→ **PROBLEM TO SOLVE**: Return all the data, word for word.

→ **DATA FOR PROCESSING**:
>>

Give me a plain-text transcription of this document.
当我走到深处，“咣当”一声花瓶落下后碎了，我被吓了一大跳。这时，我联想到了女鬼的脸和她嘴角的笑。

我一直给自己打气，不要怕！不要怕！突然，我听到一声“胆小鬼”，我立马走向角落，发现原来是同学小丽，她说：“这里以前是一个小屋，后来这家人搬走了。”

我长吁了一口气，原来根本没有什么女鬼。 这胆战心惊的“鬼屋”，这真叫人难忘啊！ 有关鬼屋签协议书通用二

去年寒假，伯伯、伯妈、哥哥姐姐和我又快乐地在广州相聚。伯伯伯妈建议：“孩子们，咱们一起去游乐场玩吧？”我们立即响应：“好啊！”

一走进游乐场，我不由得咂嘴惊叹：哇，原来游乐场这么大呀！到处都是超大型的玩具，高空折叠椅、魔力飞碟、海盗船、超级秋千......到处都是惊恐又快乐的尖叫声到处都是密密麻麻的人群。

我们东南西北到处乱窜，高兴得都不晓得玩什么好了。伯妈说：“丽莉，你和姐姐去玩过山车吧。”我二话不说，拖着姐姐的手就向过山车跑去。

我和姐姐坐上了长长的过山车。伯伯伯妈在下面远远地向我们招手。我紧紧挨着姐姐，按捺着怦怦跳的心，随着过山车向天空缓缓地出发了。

<<

→ **WRITTEN RESPONSE**:
Give me a plain-text transcription of this document.
当我走到深处，“咣当”一声花瓶落下后碎了，我被吓了一大跳。这时，我联想到了女鬼的脸和她嘴角的笑。

我一直给自己打气，不要怕！不要怕！突然，我听到一声“胆小鬼”，我立马走向角落，发现原来是同学小丽，她说：“这里以前是一个小屋，后来这家人搬走了。”

我长吁了一口气，原来根本没有什么女鬼。 这胆战心惊的“鬼屋”，这真叫人难忘啊！ 有关鬼屋签协议书通用二

去年寒假，伯伯、伯妈、哥哥姐姐和我又快乐地在广州相聚。伯伯伯妈建议：“孩子们，咱们一起去游乐场玩吧？”我们立即响应：“好啊！”

一走进游乐场，我不由得咂嘴惊叹：哇，原来游乐场这么大呀！到处都是超大型的玩具，高空折叠椅、魔力飞碟、海盗船、超级秋千......到处都是惊恐又快乐的尖叫声到处都是密密麻麻的人群。

我们东南西北到处乱窜，高兴得都不晓得玩什么好了。伯妈说：“丽莉，你和姐姐去玩过山车吧。”我二话不说，拖着姐姐的手就向过山车跑去。

我和姐姐坐上了长长的过山车。伯伯伯妈在下面远远地向我们招手。我紧紧挨着姐姐，按捺着怦怦跳的心，随着过山车向天空缓缓地出发了。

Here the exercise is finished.